Images do not belong in the copy. Retype all the entries below exactly.

--- Begin MATERIAL TO PROCESS ---

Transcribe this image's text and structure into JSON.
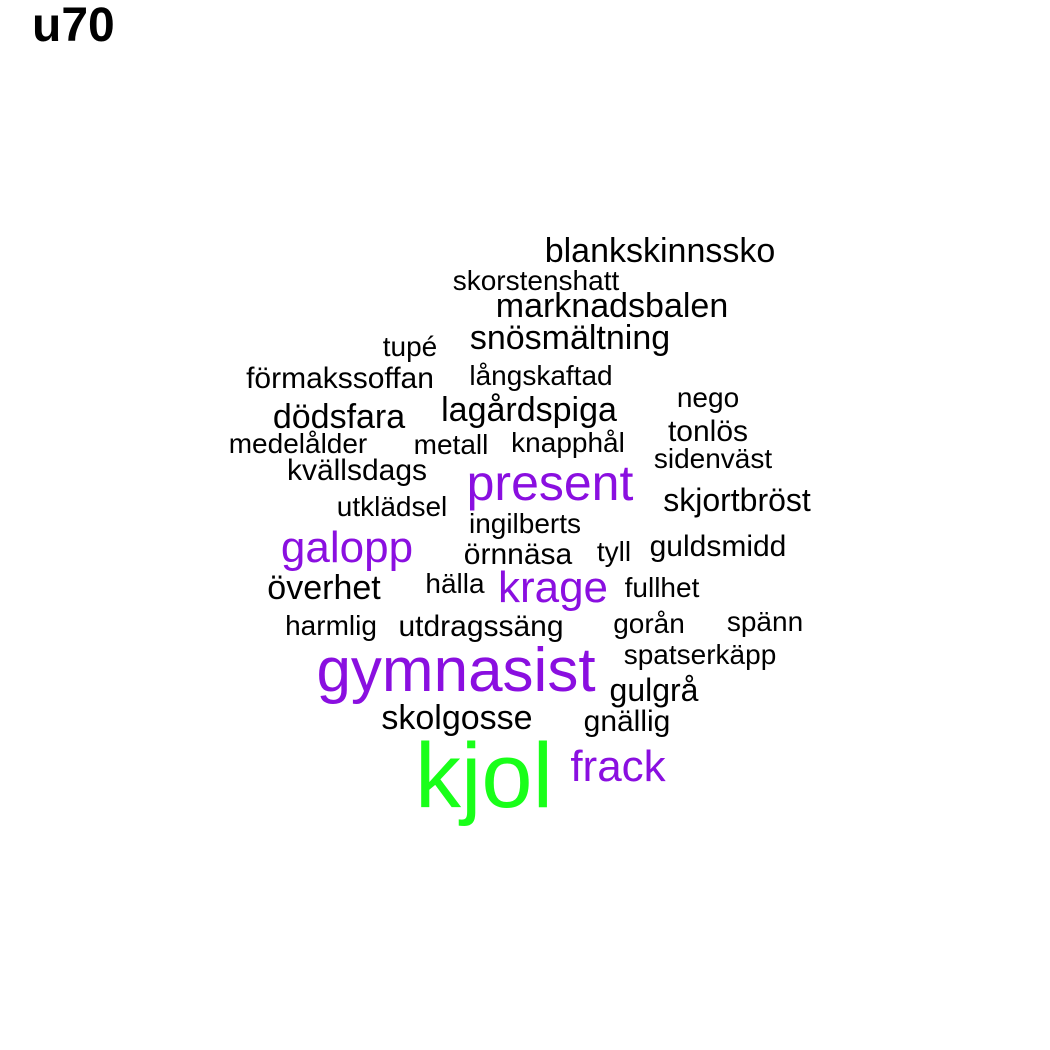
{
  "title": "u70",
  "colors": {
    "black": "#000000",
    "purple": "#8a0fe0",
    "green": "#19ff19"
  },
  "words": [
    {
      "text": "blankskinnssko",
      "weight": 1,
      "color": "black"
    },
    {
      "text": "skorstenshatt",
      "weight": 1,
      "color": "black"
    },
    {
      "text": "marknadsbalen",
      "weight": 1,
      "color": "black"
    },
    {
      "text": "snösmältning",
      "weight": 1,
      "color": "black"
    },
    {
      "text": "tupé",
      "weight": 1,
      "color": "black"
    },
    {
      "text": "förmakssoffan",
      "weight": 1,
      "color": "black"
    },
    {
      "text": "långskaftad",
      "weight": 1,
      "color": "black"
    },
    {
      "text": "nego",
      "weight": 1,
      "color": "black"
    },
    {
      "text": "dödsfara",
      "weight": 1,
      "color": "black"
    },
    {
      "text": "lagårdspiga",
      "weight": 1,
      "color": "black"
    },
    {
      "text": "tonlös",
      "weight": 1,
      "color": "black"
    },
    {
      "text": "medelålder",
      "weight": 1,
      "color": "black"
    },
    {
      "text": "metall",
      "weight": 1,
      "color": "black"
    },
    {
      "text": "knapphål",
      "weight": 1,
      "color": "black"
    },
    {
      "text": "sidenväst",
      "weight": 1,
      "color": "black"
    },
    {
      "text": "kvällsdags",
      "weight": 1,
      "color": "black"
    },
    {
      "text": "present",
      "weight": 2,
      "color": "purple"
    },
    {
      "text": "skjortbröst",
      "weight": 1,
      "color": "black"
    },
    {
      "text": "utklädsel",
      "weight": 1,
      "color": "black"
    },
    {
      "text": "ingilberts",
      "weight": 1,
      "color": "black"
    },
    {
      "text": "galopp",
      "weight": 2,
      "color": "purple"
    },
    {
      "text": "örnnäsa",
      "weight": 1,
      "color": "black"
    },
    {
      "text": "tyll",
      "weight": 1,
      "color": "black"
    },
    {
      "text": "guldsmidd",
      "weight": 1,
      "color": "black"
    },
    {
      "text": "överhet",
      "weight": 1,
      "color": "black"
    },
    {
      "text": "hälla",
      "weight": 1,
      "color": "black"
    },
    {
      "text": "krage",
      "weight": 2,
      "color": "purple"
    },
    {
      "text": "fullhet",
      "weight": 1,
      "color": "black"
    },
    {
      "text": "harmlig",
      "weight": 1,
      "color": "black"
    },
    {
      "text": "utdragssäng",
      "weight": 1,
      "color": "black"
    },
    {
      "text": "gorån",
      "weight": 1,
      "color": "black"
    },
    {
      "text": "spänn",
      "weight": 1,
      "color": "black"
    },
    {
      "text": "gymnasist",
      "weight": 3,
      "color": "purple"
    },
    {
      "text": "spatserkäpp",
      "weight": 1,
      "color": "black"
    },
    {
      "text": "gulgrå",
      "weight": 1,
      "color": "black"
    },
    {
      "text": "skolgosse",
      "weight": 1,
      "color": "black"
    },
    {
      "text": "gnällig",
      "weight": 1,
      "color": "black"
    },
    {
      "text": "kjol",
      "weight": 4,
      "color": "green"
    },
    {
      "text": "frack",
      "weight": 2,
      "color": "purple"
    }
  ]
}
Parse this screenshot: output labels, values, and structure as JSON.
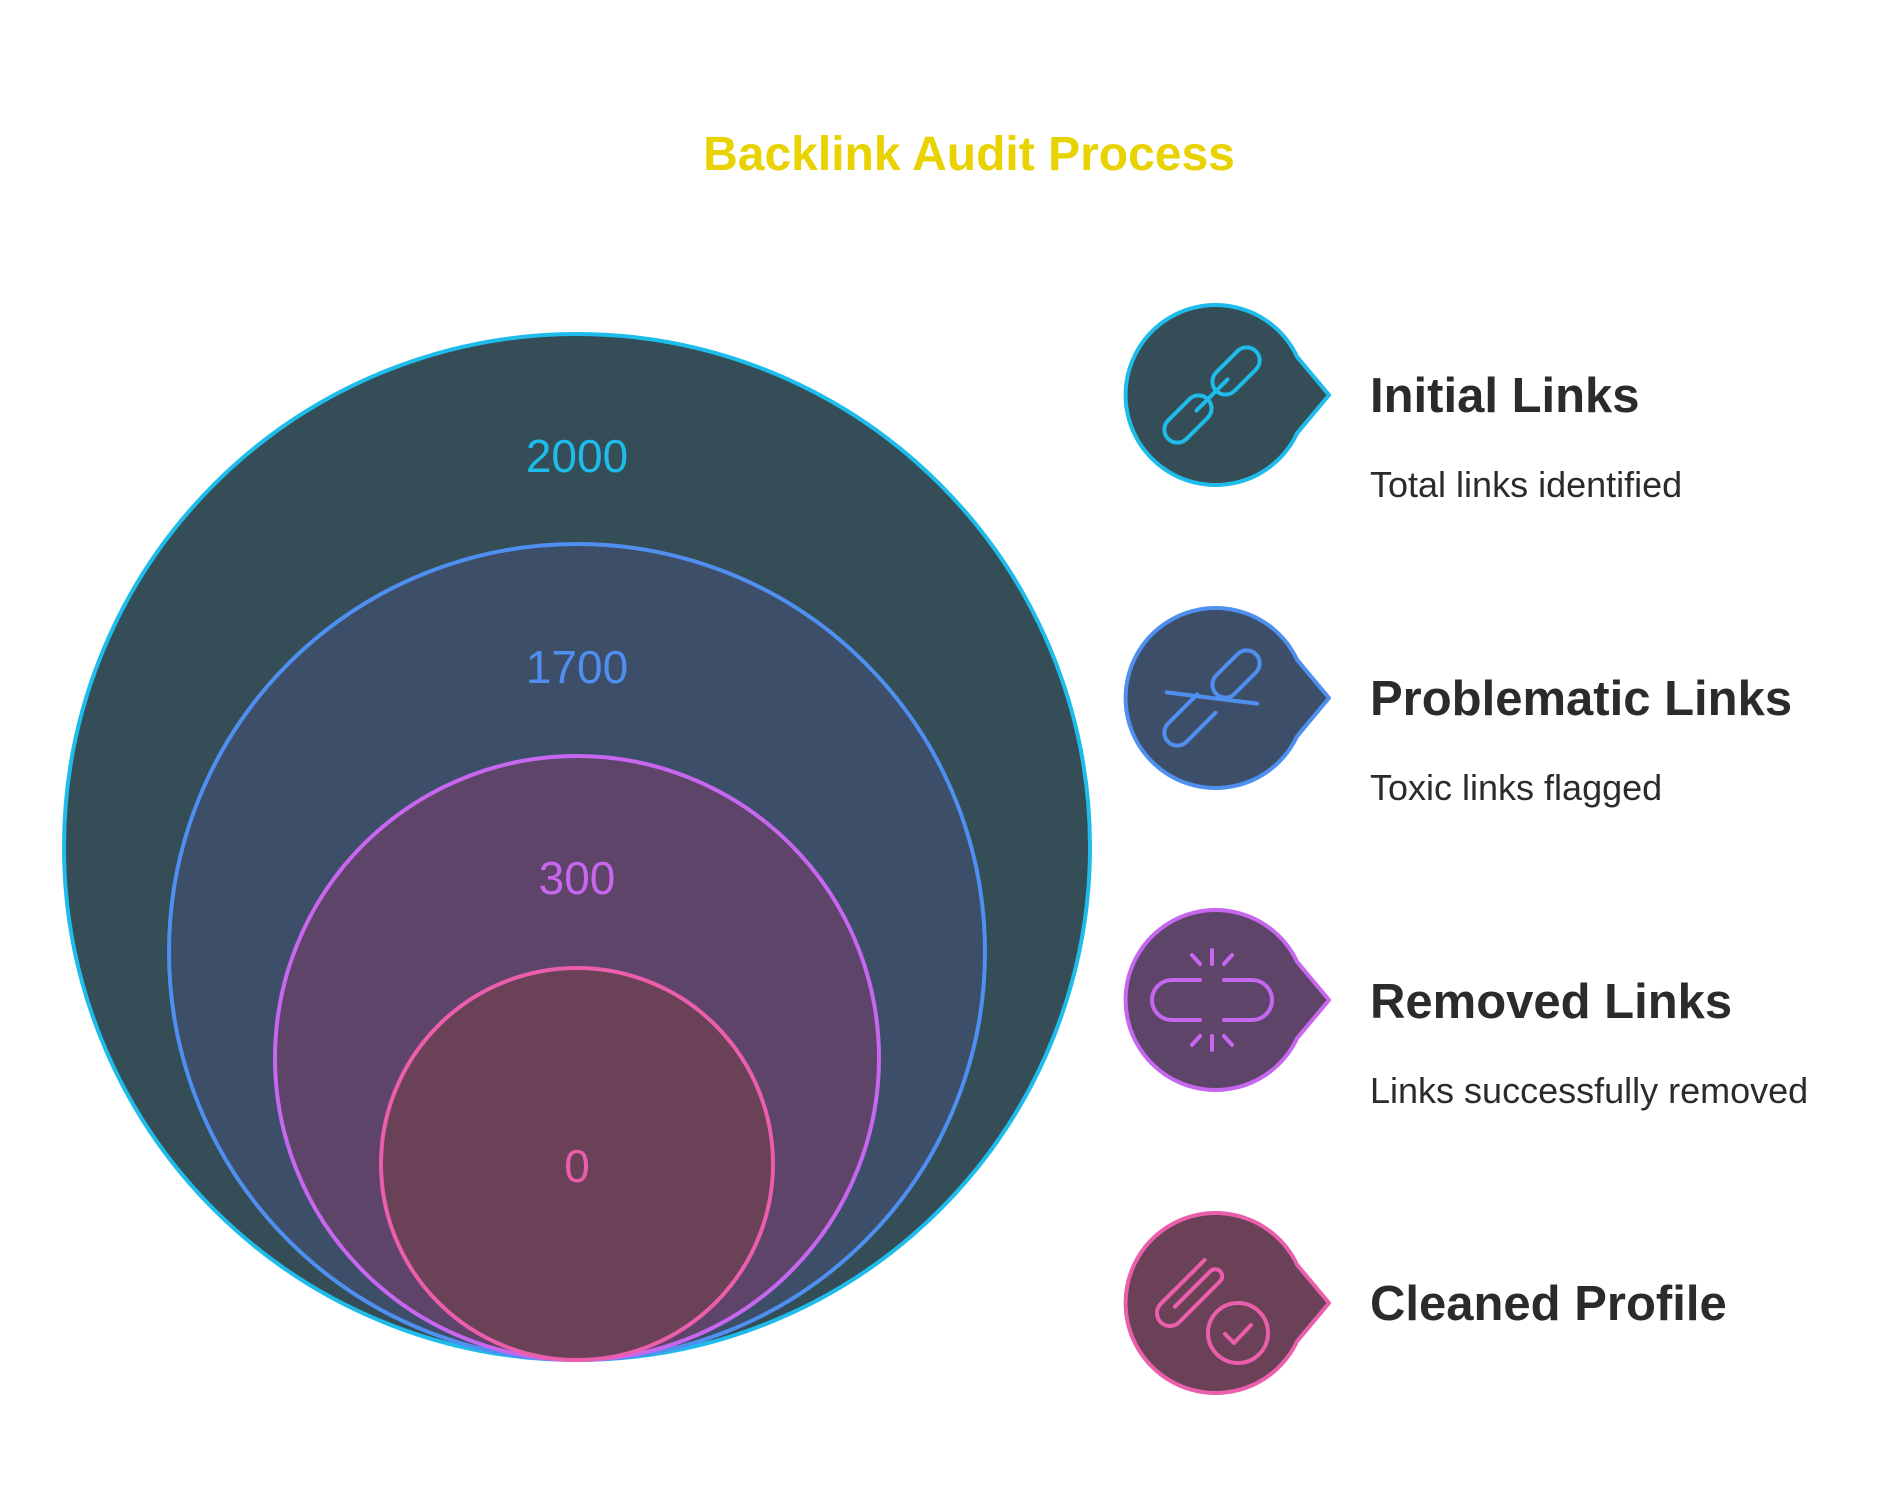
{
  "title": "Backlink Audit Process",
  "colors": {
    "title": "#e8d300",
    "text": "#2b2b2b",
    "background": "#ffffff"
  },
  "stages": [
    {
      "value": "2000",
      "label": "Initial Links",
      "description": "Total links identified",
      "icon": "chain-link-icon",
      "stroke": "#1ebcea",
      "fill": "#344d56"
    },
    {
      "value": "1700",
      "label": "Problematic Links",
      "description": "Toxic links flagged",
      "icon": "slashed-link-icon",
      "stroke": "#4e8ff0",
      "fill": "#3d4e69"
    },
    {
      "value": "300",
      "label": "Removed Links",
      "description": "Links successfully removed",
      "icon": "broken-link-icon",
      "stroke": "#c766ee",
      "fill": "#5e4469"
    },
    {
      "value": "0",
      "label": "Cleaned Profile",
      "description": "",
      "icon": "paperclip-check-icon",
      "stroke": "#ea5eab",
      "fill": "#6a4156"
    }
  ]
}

--- End MATERIAL TO PROCESS ---

COMPLETE ANSWER =>
Transcribe this image's text and structure into JSON.
{
  "title": "u70",
  "colors": {
    "black": "#000000",
    "purple": "#8a0fe0",
    "green": "#19ff19"
  },
  "words": [
    {
      "text": "blankskinnssko",
      "weight": 1,
      "color": "black"
    },
    {
      "text": "skorstenshatt",
      "weight": 1,
      "color": "black"
    },
    {
      "text": "marknadsbalen",
      "weight": 1,
      "color": "black"
    },
    {
      "text": "snösmältning",
      "weight": 1,
      "color": "black"
    },
    {
      "text": "tupé",
      "weight": 1,
      "color": "black"
    },
    {
      "text": "förmakssoffan",
      "weight": 1,
      "color": "black"
    },
    {
      "text": "långskaftad",
      "weight": 1,
      "color": "black"
    },
    {
      "text": "nego",
      "weight": 1,
      "color": "black"
    },
    {
      "text": "dödsfara",
      "weight": 1,
      "color": "black"
    },
    {
      "text": "lagårdspiga",
      "weight": 1,
      "color": "black"
    },
    {
      "text": "tonlös",
      "weight": 1,
      "color": "black"
    },
    {
      "text": "medelålder",
      "weight": 1,
      "color": "black"
    },
    {
      "text": "metall",
      "weight": 1,
      "color": "black"
    },
    {
      "text": "knapphål",
      "weight": 1,
      "color": "black"
    },
    {
      "text": "sidenväst",
      "weight": 1,
      "color": "black"
    },
    {
      "text": "kvällsdags",
      "weight": 1,
      "color": "black"
    },
    {
      "text": "present",
      "weight": 2,
      "color": "purple"
    },
    {
      "text": "skjortbröst",
      "weight": 1,
      "color": "black"
    },
    {
      "text": "utklädsel",
      "weight": 1,
      "color": "black"
    },
    {
      "text": "ingilberts",
      "weight": 1,
      "color": "black"
    },
    {
      "text": "galopp",
      "weight": 2,
      "color": "purple"
    },
    {
      "text": "örnnäsa",
      "weight": 1,
      "color": "black"
    },
    {
      "text": "tyll",
      "weight": 1,
      "color": "black"
    },
    {
      "text": "guldsmidd",
      "weight": 1,
      "color": "black"
    },
    {
      "text": "överhet",
      "weight": 1,
      "color": "black"
    },
    {
      "text": "hälla",
      "weight": 1,
      "color": "black"
    },
    {
      "text": "krage",
      "weight": 2,
      "color": "purple"
    },
    {
      "text": "fullhet",
      "weight": 1,
      "color": "black"
    },
    {
      "text": "harmlig",
      "weight": 1,
      "color": "black"
    },
    {
      "text": "utdragssäng",
      "weight": 1,
      "color": "black"
    },
    {
      "text": "gorån",
      "weight": 1,
      "color": "black"
    },
    {
      "text": "spänn",
      "weight": 1,
      "color": "black"
    },
    {
      "text": "gymnasist",
      "weight": 3,
      "color": "purple"
    },
    {
      "text": "spatserkäpp",
      "weight": 1,
      "color": "black"
    },
    {
      "text": "gulgrå",
      "weight": 1,
      "color": "black"
    },
    {
      "text": "skolgosse",
      "weight": 1,
      "color": "black"
    },
    {
      "text": "gnällig",
      "weight": 1,
      "color": "black"
    },
    {
      "text": "kjol",
      "weight": 4,
      "color": "green"
    },
    {
      "text": "frack",
      "weight": 2,
      "color": "purple"
    }
  ]
}
Parse this screenshot: output labels, values, and structure as JSON.
{
  "title": "Backlink Audit Process",
  "colors": {
    "title": "#e8d300",
    "text": "#2b2b2b",
    "background": "#ffffff"
  },
  "stages": [
    {
      "value": "2000",
      "label": "Initial Links",
      "description": "Total links identified",
      "icon": "chain-link-icon",
      "stroke": "#1ebcea",
      "fill": "#344d56"
    },
    {
      "value": "1700",
      "label": "Problematic Links",
      "description": "Toxic links flagged",
      "icon": "slashed-link-icon",
      "stroke": "#4e8ff0",
      "fill": "#3d4e69"
    },
    {
      "value": "300",
      "label": "Removed Links",
      "description": "Links successfully removed",
      "icon": "broken-link-icon",
      "stroke": "#c766ee",
      "fill": "#5e4469"
    },
    {
      "value": "0",
      "label": "Cleaned Profile",
      "description": "",
      "icon": "paperclip-check-icon",
      "stroke": "#ea5eab",
      "fill": "#6a4156"
    }
  ]
}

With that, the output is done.